* **SUPPLIED PASSAGE**
Data was collected from convict records of the 76,820 men, women, and children transported to Tasmania (Van Diemen's Land) during the 19th century as well as their descendants. Records kept by the government administrators of the convict system included detailed descriptions of height, eye colour, hair colour, facial characteristics, literacy level, trade skills, place of birth, family history, past crimes, sentence, behaviour during incarceration, later punishments, grants of pardon, tickets of leave, marriage, and death. By tracing family histories, data was collected on life span, health, future occupations and geographical movement of the convicts and their descendants. Comparison with services records of descendants who served in the AIF in World War investigated changes in height, childhood diet and health, and resilience under stress.

Data from the Founders and Survivors project was linked to the Digital Panopticon project which studied the lives of 90,000 British citizens convicted of crimes at the Old Bailey in London between 1780 and 1925.

== Founders and survivors online database ==
The Founders and Survivors Online Database of Tasmanian Convicts (1818-1853) is a searchable database accessible by the public which includes data on all the convicts transported to Tasmania in the 19th century. The database is managed by The University of Melbourne and accessible through Research Data Australia. Users can search for individual records by First Name, Surname or Police Number with access to all conduct registers and ship logs.

== Education ==
The project has been translated into a number of educational resources that tell the stories of Tasmania's convicts. These include Lifelines stories told in film and song, as well as the Mugsheets interactive online face-making app.

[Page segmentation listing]

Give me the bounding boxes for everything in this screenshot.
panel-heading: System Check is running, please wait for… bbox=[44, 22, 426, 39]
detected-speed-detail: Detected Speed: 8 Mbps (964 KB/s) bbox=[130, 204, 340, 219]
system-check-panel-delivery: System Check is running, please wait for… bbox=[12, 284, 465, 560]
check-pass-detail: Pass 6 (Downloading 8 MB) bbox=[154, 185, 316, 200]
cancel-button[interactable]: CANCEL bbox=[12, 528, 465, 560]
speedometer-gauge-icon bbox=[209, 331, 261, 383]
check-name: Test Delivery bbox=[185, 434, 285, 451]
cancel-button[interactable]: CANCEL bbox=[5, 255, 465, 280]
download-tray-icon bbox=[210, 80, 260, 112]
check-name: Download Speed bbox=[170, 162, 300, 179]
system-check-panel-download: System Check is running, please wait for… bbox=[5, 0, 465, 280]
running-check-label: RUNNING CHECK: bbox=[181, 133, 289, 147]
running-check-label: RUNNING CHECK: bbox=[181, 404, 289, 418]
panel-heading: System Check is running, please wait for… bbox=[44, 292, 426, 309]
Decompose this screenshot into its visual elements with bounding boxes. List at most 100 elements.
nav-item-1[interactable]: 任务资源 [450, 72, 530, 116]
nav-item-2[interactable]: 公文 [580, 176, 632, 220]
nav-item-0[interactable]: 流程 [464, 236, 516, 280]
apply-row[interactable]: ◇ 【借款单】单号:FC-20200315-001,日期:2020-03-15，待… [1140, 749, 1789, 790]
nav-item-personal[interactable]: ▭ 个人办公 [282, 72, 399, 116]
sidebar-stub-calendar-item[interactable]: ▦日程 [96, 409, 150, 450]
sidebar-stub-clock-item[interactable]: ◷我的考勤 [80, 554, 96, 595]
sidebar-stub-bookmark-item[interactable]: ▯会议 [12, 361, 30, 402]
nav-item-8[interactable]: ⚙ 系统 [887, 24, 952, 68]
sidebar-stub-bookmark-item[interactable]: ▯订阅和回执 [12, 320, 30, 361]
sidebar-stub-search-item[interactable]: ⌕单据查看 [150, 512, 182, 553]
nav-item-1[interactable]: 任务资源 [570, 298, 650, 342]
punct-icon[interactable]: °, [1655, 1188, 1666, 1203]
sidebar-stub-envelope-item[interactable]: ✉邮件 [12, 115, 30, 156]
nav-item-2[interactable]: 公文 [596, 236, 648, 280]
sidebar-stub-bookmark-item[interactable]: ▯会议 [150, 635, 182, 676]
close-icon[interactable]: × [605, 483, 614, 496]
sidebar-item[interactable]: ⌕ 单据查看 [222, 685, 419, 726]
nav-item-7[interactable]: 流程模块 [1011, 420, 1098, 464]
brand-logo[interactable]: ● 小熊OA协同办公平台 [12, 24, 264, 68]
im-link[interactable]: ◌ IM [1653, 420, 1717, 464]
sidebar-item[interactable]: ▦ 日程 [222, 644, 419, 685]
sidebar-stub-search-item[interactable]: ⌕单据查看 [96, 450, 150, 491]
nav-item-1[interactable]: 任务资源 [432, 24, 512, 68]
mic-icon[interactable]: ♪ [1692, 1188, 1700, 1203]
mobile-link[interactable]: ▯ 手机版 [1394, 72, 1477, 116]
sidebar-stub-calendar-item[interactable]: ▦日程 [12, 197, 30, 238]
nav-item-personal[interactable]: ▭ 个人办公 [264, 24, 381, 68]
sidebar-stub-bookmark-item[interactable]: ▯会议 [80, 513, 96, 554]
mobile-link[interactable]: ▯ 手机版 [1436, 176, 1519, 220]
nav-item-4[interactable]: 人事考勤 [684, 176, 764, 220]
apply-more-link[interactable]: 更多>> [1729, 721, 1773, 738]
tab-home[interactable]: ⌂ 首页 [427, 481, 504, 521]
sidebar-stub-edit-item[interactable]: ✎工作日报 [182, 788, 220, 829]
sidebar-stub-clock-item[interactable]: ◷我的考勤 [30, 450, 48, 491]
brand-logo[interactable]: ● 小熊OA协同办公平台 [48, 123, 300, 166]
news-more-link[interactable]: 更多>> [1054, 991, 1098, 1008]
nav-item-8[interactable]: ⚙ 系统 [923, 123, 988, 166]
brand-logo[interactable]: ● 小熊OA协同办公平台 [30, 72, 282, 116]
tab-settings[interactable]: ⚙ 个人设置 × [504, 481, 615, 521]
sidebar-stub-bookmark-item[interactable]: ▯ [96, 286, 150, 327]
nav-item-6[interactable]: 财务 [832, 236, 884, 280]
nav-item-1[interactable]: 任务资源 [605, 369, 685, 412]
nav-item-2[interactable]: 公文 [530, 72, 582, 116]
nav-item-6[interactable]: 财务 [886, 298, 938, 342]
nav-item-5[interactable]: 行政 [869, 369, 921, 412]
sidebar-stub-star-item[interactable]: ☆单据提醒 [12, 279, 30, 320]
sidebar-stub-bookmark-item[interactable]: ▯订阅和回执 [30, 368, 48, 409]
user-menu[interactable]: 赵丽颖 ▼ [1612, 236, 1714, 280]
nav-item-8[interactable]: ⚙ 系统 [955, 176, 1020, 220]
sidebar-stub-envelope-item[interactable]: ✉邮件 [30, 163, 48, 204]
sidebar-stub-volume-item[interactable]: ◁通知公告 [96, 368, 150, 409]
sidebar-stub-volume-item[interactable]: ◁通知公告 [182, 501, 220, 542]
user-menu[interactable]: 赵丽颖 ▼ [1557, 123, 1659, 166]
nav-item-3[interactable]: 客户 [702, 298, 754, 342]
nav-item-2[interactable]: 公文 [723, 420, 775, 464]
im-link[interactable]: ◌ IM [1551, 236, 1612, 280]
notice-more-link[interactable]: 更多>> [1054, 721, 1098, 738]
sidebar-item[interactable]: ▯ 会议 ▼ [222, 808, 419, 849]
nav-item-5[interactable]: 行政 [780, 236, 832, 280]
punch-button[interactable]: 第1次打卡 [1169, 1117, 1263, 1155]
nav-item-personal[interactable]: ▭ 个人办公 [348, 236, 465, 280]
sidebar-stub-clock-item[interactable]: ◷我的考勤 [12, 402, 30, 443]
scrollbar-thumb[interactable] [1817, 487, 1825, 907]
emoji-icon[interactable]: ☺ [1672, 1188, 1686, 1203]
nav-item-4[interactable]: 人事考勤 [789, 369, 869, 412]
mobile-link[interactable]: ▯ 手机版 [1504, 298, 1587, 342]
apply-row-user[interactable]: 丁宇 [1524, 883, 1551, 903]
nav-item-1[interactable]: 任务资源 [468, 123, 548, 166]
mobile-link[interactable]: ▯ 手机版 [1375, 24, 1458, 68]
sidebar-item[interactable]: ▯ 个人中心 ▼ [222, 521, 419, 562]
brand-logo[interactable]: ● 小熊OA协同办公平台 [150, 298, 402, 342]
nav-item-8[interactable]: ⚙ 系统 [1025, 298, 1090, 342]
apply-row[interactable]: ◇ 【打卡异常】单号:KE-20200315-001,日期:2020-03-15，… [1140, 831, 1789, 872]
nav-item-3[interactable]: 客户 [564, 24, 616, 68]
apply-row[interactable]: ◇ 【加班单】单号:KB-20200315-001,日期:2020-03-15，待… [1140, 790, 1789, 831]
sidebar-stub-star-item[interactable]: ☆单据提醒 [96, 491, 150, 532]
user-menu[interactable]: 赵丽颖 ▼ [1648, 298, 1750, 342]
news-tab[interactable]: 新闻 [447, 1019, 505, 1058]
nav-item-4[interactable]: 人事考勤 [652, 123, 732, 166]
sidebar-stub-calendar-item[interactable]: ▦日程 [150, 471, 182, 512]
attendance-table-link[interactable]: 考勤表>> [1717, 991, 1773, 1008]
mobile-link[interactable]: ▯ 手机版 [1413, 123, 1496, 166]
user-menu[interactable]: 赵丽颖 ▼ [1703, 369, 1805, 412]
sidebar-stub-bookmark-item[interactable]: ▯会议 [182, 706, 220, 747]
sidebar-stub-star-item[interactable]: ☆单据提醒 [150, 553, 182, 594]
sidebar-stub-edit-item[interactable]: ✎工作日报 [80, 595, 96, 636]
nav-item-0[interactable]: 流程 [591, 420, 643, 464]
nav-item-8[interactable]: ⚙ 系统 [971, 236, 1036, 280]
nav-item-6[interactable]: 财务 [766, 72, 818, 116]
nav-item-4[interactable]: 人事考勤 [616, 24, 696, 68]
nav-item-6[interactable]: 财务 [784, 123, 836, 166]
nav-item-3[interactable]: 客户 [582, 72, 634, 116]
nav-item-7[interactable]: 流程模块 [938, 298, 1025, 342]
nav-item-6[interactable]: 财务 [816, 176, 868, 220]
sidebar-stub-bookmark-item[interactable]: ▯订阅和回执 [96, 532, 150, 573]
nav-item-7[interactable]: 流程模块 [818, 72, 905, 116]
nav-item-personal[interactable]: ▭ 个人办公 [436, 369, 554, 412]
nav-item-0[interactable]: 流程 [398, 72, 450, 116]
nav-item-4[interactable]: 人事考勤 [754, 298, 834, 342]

* **YOUR ASSIGNMENT**
Translate this sentence from the passage on the Founders and Survivors project into Spanish: "The database is managed by The University of Melbourne and accessible through Research Data Australia." The listing plays no part in the work here.

* **TASK SOLUTION**
La base de datos es administrada por la Universidad de Melbourne y se puede acceder a ella a través de Research Data Australia.